Saved entries
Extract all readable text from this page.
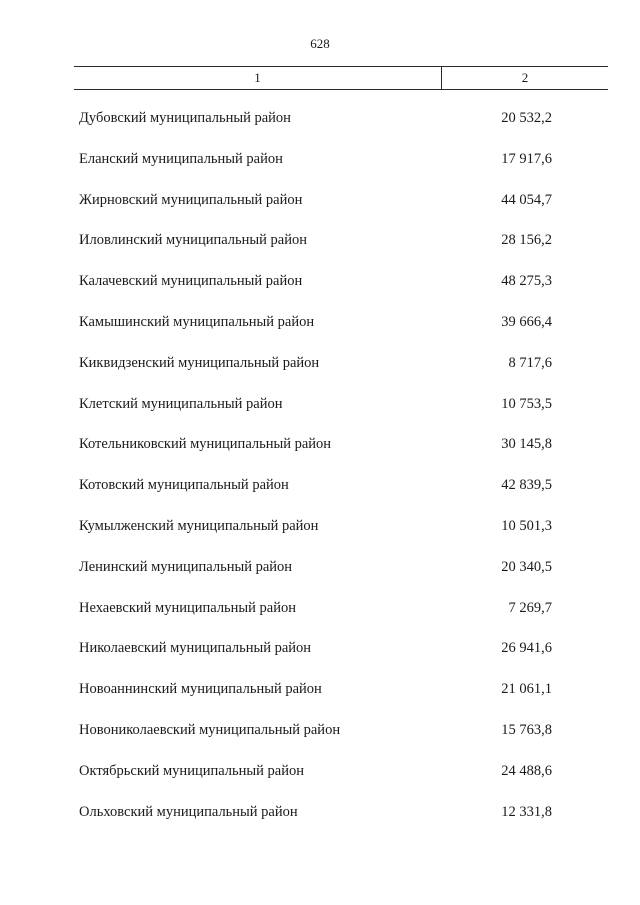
628
1	2
Дубовский муниципальный район	20 532,2
Еланский муниципальный район	17 917,6
Жирновский муниципальный район	44 054,7
Иловлинский муниципальный район	28 156,2
Калачевский муниципальный район	48 275,3
Камышинский муниципальный район	39 666,4
Киквидзенский муниципальный район	8 717,6
Клетский муниципальный район	10 753,5
Котельниковский муниципальный район	30 145,8
Котовский муниципальный район	42 839,5
Кумылженский муниципальный район	10 501,3
Ленинский муниципальный район	20 340,5
Нехаевский муниципальный район	7 269,7
Николаевский муниципальный район	26 941,6
Новоаннинский муниципальный район	21 061,1
Новониколаевский муниципальный район	15 763,8
Октябрьский муниципальный район	24 488,6
Ольховский муниципальный район	12 331,8
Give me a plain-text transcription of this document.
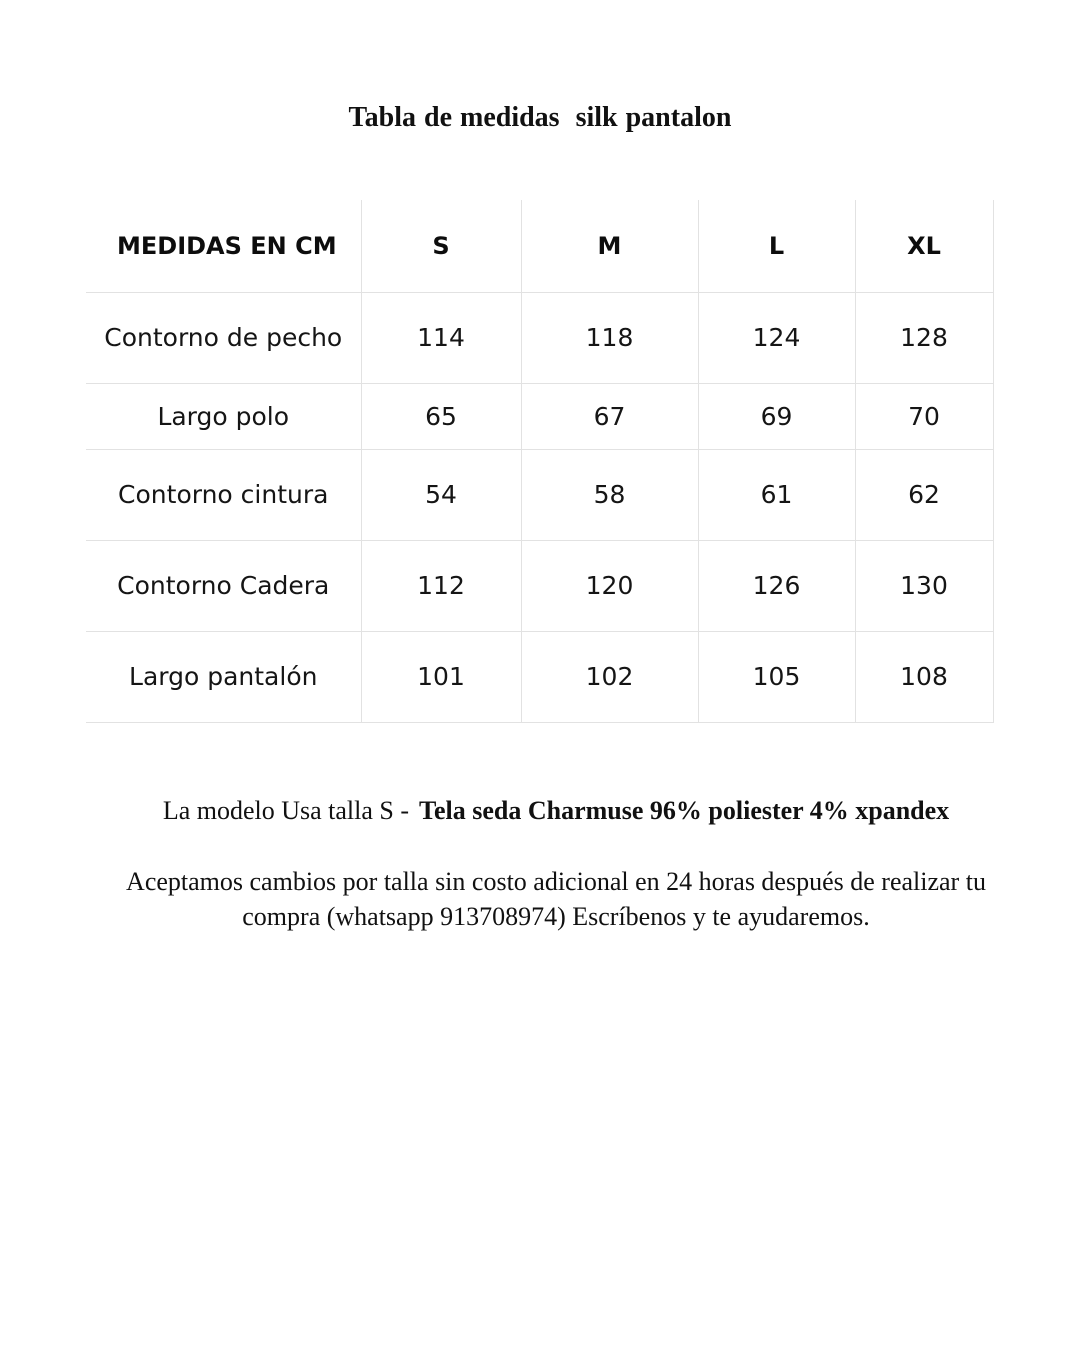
Tabla de medidas  silk pantalon
MEDIDAS EN CM	S	M	L	XL
Contorno de pecho	114	118	124	128
Largo polo	65	67	69	70
Contorno cintura	54	58	61	62
Contorno Cadera	112	120	126	130
Largo pantalón	101	102	105	108

La modelo Usa talla S - Tela seda Charmuse 96% poliester 4% xpandex

Aceptamos cambios por talla sin costo adicional en 24 horas después de realizar tu compra (whatsapp 913708974) Escríbenos y te ayudaremos.
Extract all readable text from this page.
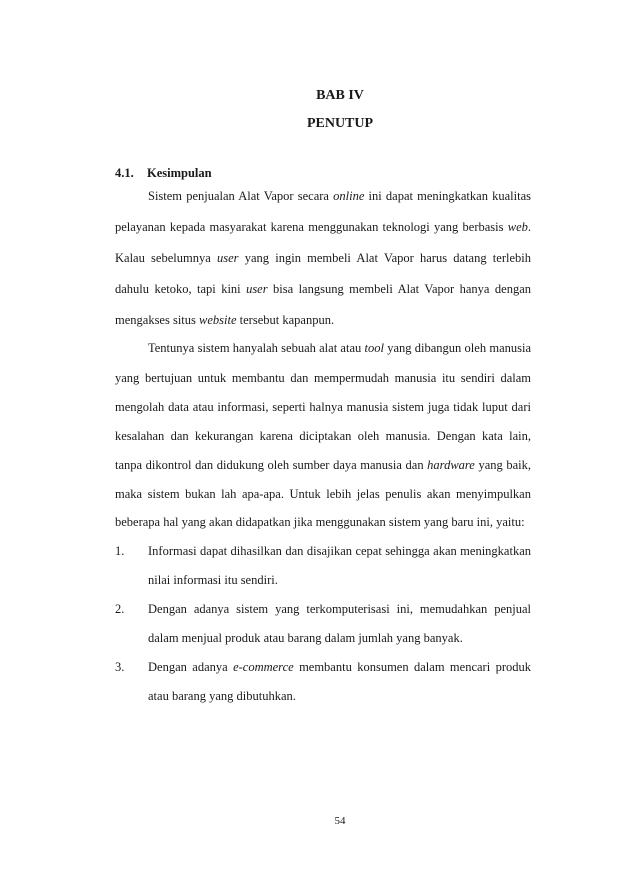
BAB IV

PENUTUP

4.1. Kesimpulan

Sistem penjualan Alat Vapor secara online ini dapat meningkatkan kualitas

pelayanan kepada masyarakat karena menggunakan teknologi yang berbasis web.

Kalau sebelumnya user yang ingin membeli Alat Vapor harus datang terlebih

dahulu ketoko, tapi kini user bisa langsung membeli Alat Vapor hanya dengan

mengakses situs website tersebut kapanpun.

Tentunya sistem hanyalah sebuah alat atau tool yang dibangun oleh manusia

yang bertujuan untuk membantu dan mempermudah manusia itu sendiri dalam

mengolah data atau informasi, seperti halnya manusia sistem juga tidak luput dari

kesalahan dan kekurangan karena diciptakan oleh manusia. Dengan kata lain,

tanpa dikontrol dan didukung oleh sumber daya manusia dan hardware yang baik,

maka sistem bukan lah apa-apa. Untuk lebih jelas penulis akan menyimpulkan

beberapa hal yang akan didapatkan jika menggunakan sistem yang baru ini, yaitu:

1. Informasi dapat dihasilkan dan disajikan cepat sehingga akan meningkatkan

nilai informasi itu sendiri.

2. Dengan adanya sistem yang terkomputerisasi ini, memudahkan penjual

dalam menjual produk atau barang dalam jumlah yang banyak.

3. Dengan adanya e-commerce membantu konsumen dalam mencari produk

atau barang yang dibutuhkan.

54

» **Problem to work on**
Copy out every line of the material above that mentions the word "atau".

» **Written reply**
Tentunya sistem hanyalah sebuah alat atau tool yang dibangun oleh manusia
mengolah data atau informasi, seperti halnya manusia sistem juga tidak luput dari
dalam menjual produk atau barang dalam jumlah yang banyak.
atau barang yang dibutuhkan.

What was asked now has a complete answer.